# [EXERCISE INSTRUCTIONS]
Return all lines below containing the word "Your".

-- START OF DATA PROVIDED --

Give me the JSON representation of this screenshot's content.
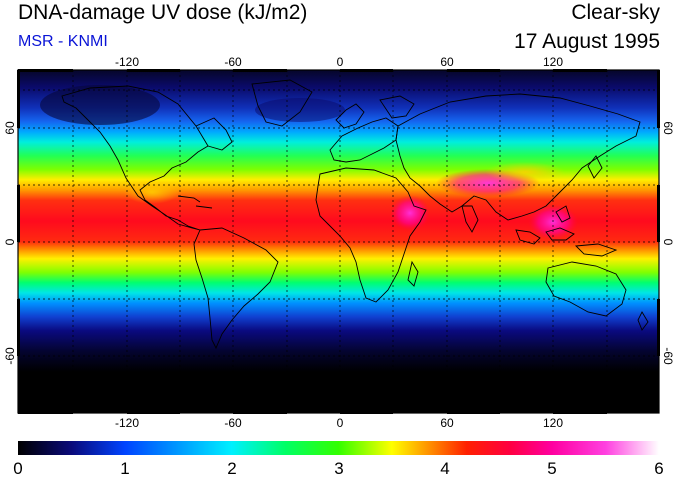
{
  "header": {
    "title": "DNA-damage UV dose (kJ/m2)",
    "source": "MSR - KNMI",
    "condition": "Clear-sky",
    "date": "17 August 1995"
  },
  "map": {
    "lon_ticks": [
      -120,
      -60,
      0,
      60,
      120
    ],
    "lat_ticks": [
      60,
      0,
      -60
    ],
    "lon_range": [
      -180,
      180
    ],
    "lat_range": [
      -90,
      90
    ],
    "grid": "dashed",
    "colors": {
      "coastline": "#000000",
      "grid": "#000000"
    }
  },
  "colorbar": {
    "ticks": [
      0,
      1,
      2,
      3,
      4,
      5,
      6
    ],
    "range": [
      0,
      6
    ],
    "stops": [
      {
        "value": 0.0,
        "color": "#000000"
      },
      {
        "value": 0.5,
        "color": "#0a0a7a"
      },
      {
        "value": 1.0,
        "color": "#0044ff"
      },
      {
        "value": 1.5,
        "color": "#0099ff"
      },
      {
        "value": 2.0,
        "color": "#00f0ff"
      },
      {
        "value": 2.5,
        "color": "#00ff66"
      },
      {
        "value": 3.0,
        "color": "#33ff00"
      },
      {
        "value": 3.5,
        "color": "#ffff00"
      },
      {
        "value": 3.8,
        "color": "#ffa000"
      },
      {
        "value": 4.2,
        "color": "#ff2000"
      },
      {
        "value": 4.6,
        "color": "#ff0040"
      },
      {
        "value": 5.0,
        "color": "#ff00a0"
      },
      {
        "value": 5.5,
        "color": "#ff40e0"
      },
      {
        "value": 6.0,
        "color": "#ffffff"
      }
    ]
  }
}
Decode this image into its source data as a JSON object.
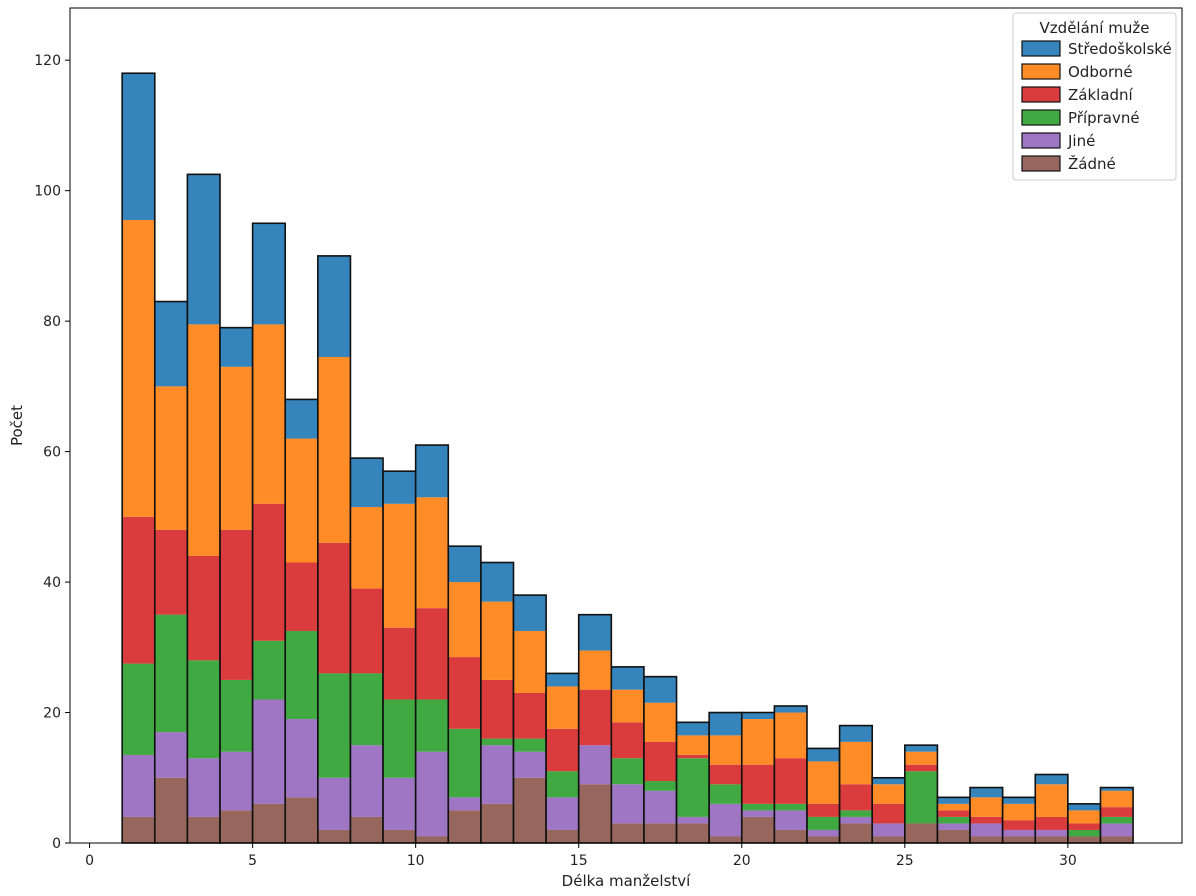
{
  "chart_data": {
    "type": "bar",
    "stacked": true,
    "histogram": true,
    "xlabel": "Délka manželství",
    "ylabel": "Počet",
    "xlim": [
      -0.6,
      33.5
    ],
    "ylim": [
      0,
      128
    ],
    "xticks": [
      0,
      5,
      10,
      15,
      20,
      25,
      30
    ],
    "yticks": [
      0,
      20,
      40,
      60,
      80,
      100,
      120
    ],
    "bin_start": 1,
    "bin_width": 1,
    "grid": false,
    "legend": {
      "title": "Vzdělání muže",
      "placement": "top-right"
    },
    "series": [
      {
        "name": "Žádné",
        "color": "#8c564b",
        "values": [
          4,
          10,
          4,
          5,
          6,
          7,
          2,
          4,
          2,
          1,
          5,
          6,
          10,
          2,
          9,
          3,
          3,
          3,
          1,
          4,
          2,
          1,
          3,
          1,
          3,
          2,
          1,
          1,
          1,
          1,
          1
        ]
      },
      {
        "name": "Jiné",
        "color": "#9467bd",
        "values": [
          9.5,
          7,
          9,
          9,
          16,
          12,
          8,
          11,
          8,
          13,
          2,
          9,
          4,
          5,
          6,
          6,
          5,
          1,
          5,
          1,
          3,
          1,
          1,
          2,
          0,
          1,
          2,
          1,
          1,
          0,
          2
        ]
      },
      {
        "name": "Přípravné",
        "color": "#2ca02c",
        "values": [
          14,
          18,
          15,
          11,
          9,
          13.5,
          16,
          11,
          12,
          8,
          10.5,
          1,
          2,
          4,
          0,
          4,
          1.5,
          9,
          3,
          1,
          1,
          2,
          1,
          0,
          8,
          1,
          0,
          0,
          0,
          1,
          1
        ]
      },
      {
        "name": "Základní",
        "color": "#d62728",
        "values": [
          22.5,
          13,
          16,
          23,
          21,
          10.5,
          20,
          13,
          11,
          14,
          11,
          9,
          7,
          6.5,
          8.5,
          5.5,
          6,
          0.5,
          3,
          6,
          7,
          2,
          4,
          3,
          1,
          1,
          1,
          1.5,
          2,
          1,
          1.5
        ]
      },
      {
        "name": "Odborné",
        "color": "#ff7f0e",
        "values": [
          45.5,
          22,
          35.5,
          25,
          27.5,
          19,
          28.5,
          12.5,
          19,
          17,
          11.5,
          12,
          9.5,
          6.5,
          6,
          5,
          6,
          3,
          4.5,
          7,
          7,
          6.5,
          6.5,
          3,
          2,
          1,
          3,
          2.5,
          5,
          2,
          2.5
        ]
      },
      {
        "name": "Středoškolské",
        "color": "#1f77b4",
        "values": [
          22.5,
          13,
          23,
          6,
          15.5,
          6,
          15.5,
          7.5,
          5,
          8,
          5.5,
          6,
          5.5,
          2,
          5.5,
          3.5,
          4,
          2,
          3.5,
          1,
          1,
          2,
          2.5,
          1,
          1,
          1,
          1.5,
          1,
          1.5,
          1,
          0.5
        ]
      }
    ]
  }
}
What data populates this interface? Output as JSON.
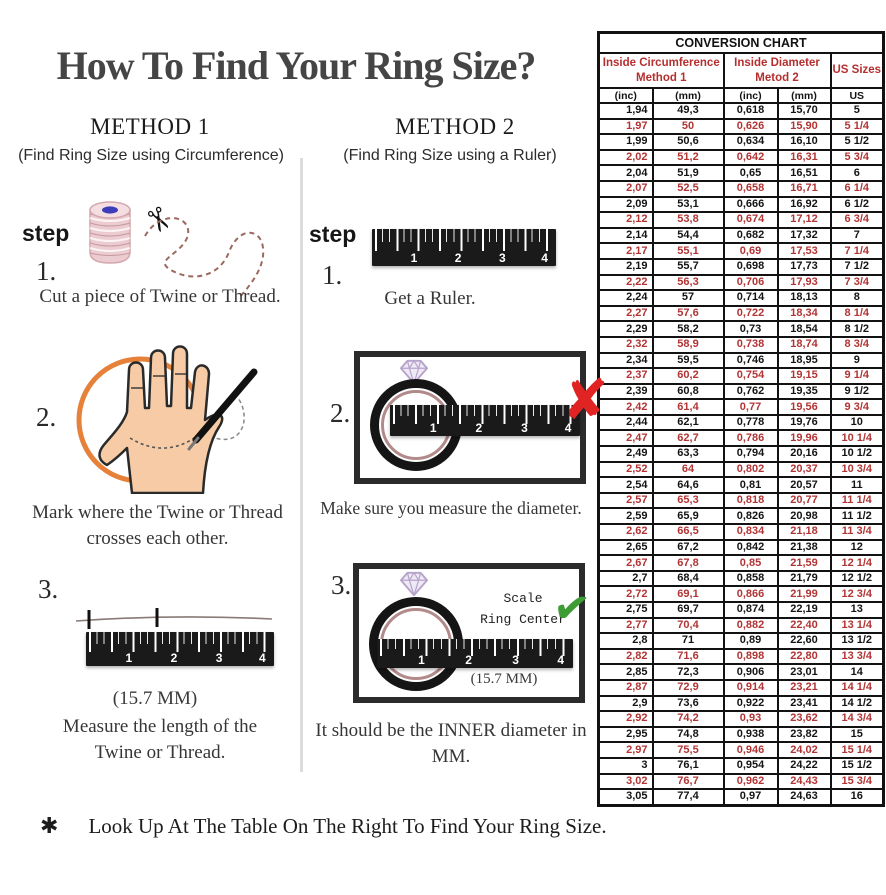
{
  "title": "How To Find Your Ring Size?",
  "ruler_numbers": [
    "1",
    "2",
    "3",
    "4"
  ],
  "methods": [
    {
      "name": "METHOD 1",
      "subtitle": "(Find Ring Size using Circumference)",
      "step_label": "step",
      "steps": [
        {
          "num": "1.",
          "caption": "Cut a piece of  Twine or Thread."
        },
        {
          "num": "2.",
          "caption": "Mark where the Twine or Thread crosses each other."
        },
        {
          "num": "3.",
          "caption": "Measure the length of the Twine or Thread.",
          "measurement": "(15.7 MM)"
        }
      ]
    },
    {
      "name": "METHOD 2",
      "subtitle": "(Find Ring Size using a Ruler)",
      "step_label": "step",
      "steps": [
        {
          "num": "1.",
          "caption": "Get a Ruler."
        },
        {
          "num": "2.",
          "caption": "Make sure you measure the diameter."
        },
        {
          "num": "3.",
          "caption": "It should be the INNER diameter in MM.",
          "scale_label": "Scale\nRing Center",
          "measurement": "(15.7 MM)"
        }
      ]
    }
  ],
  "marks": {
    "wrong": "✘",
    "right": "✔",
    "scissors": "✂"
  },
  "footer": {
    "bullet": "✱",
    "text": "Look Up At The Table On The Right To Find Your Ring Size."
  },
  "colors": {
    "row_red": "#b23434",
    "header_red": "#b52f2f",
    "accent_orange": "#e6813a",
    "check_green": "#3d9c34",
    "x_red": "#e02424"
  },
  "table": {
    "title": "CONVERSION CHART",
    "group_headers": [
      {
        "label": "Inside Circumference Method 1",
        "span": 2
      },
      {
        "label": "Inside Diameter Metod 2",
        "span": 2
      },
      {
        "label": "US Sizes",
        "span": 1
      }
    ],
    "unit_headers": [
      "(inc)",
      "(mm)",
      "(inc)",
      "(mm)",
      "US"
    ],
    "rows": [
      [
        "1,94",
        "49,3",
        "0,618",
        "15,70",
        "5"
      ],
      [
        "1,97",
        "50",
        "0,626",
        "15,90",
        "5 1/4"
      ],
      [
        "1,99",
        "50,6",
        "0,634",
        "16,10",
        "5 1/2"
      ],
      [
        "2,02",
        "51,2",
        "0,642",
        "16,31",
        "5 3/4"
      ],
      [
        "2,04",
        "51,9",
        "0,65",
        "16,51",
        "6"
      ],
      [
        "2,07",
        "52,5",
        "0,658",
        "16,71",
        "6 1/4"
      ],
      [
        "2,09",
        "53,1",
        "0,666",
        "16,92",
        "6 1/2"
      ],
      [
        "2,12",
        "53,8",
        "0,674",
        "17,12",
        "6 3/4"
      ],
      [
        "2,14",
        "54,4",
        "0,682",
        "17,32",
        "7"
      ],
      [
        "2,17",
        "55,1",
        "0,69",
        "17,53",
        "7 1/4"
      ],
      [
        "2,19",
        "55,7",
        "0,698",
        "17,73",
        "7 1/2"
      ],
      [
        "2,22",
        "56,3",
        "0,706",
        "17,93",
        "7 3/4"
      ],
      [
        "2,24",
        "57",
        "0,714",
        "18,13",
        "8"
      ],
      [
        "2,27",
        "57,6",
        "0,722",
        "18,34",
        "8 1/4"
      ],
      [
        "2,29",
        "58,2",
        "0,73",
        "18,54",
        "8 1/2"
      ],
      [
        "2,32",
        "58,9",
        "0,738",
        "18,74",
        "8 3/4"
      ],
      [
        "2,34",
        "59,5",
        "0,746",
        "18,95",
        "9"
      ],
      [
        "2,37",
        "60,2",
        "0,754",
        "19,15",
        "9 1/4"
      ],
      [
        "2,39",
        "60,8",
        "0,762",
        "19,35",
        "9 1/2"
      ],
      [
        "2,42",
        "61,4",
        "0,77",
        "19,56",
        "9 3/4"
      ],
      [
        "2,44",
        "62,1",
        "0,778",
        "19,76",
        "10"
      ],
      [
        "2,47",
        "62,7",
        "0,786",
        "19,96",
        "10 1/4"
      ],
      [
        "2,49",
        "63,3",
        "0,794",
        "20,16",
        "10 1/2"
      ],
      [
        "2,52",
        "64",
        "0,802",
        "20,37",
        "10 3/4"
      ],
      [
        "2,54",
        "64,6",
        "0,81",
        "20,57",
        "11"
      ],
      [
        "2,57",
        "65,3",
        "0,818",
        "20,77",
        "11 1/4"
      ],
      [
        "2,59",
        "65,9",
        "0,826",
        "20,98",
        "11 1/2"
      ],
      [
        "2,62",
        "66,5",
        "0,834",
        "21,18",
        "11 3/4"
      ],
      [
        "2,65",
        "67,2",
        "0,842",
        "21,38",
        "12"
      ],
      [
        "2,67",
        "67,8",
        "0,85",
        "21,59",
        "12 1/4"
      ],
      [
        "2,7",
        "68,4",
        "0,858",
        "21,79",
        "12 1/2"
      ],
      [
        "2,72",
        "69,1",
        "0,866",
        "21,99",
        "12 3/4"
      ],
      [
        "2,75",
        "69,7",
        "0,874",
        "22,19",
        "13"
      ],
      [
        "2,77",
        "70,4",
        "0,882",
        "22,40",
        "13 1/4"
      ],
      [
        "2,8",
        "71",
        "0,89",
        "22,60",
        "13 1/2"
      ],
      [
        "2,82",
        "71,6",
        "0,898",
        "22,80",
        "13 3/4"
      ],
      [
        "2,85",
        "72,3",
        "0,906",
        "23,01",
        "14"
      ],
      [
        "2,87",
        "72,9",
        "0,914",
        "23,21",
        "14 1/4"
      ],
      [
        "2,9",
        "73,6",
        "0,922",
        "23,41",
        "14 1/2"
      ],
      [
        "2,92",
        "74,2",
        "0,93",
        "23,62",
        "14 3/4"
      ],
      [
        "2,95",
        "74,8",
        "0,938",
        "23,82",
        "15"
      ],
      [
        "2,97",
        "75,5",
        "0,946",
        "24,02",
        "15 1/4"
      ],
      [
        "3",
        "76,1",
        "0,954",
        "24,22",
        "15 1/2"
      ],
      [
        "3,02",
        "76,7",
        "0,962",
        "24,43",
        "15 3/4"
      ],
      [
        "3,05",
        "77,4",
        "0,97",
        "24,63",
        "16"
      ]
    ]
  }
}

-- END OF DATA PROVIDED --

# [COMPLETED EXERCISE]
  "title": "How To Find Your Ring Size?",
    "text": "Look Up At The Table On The Right To Find Your Ring Size."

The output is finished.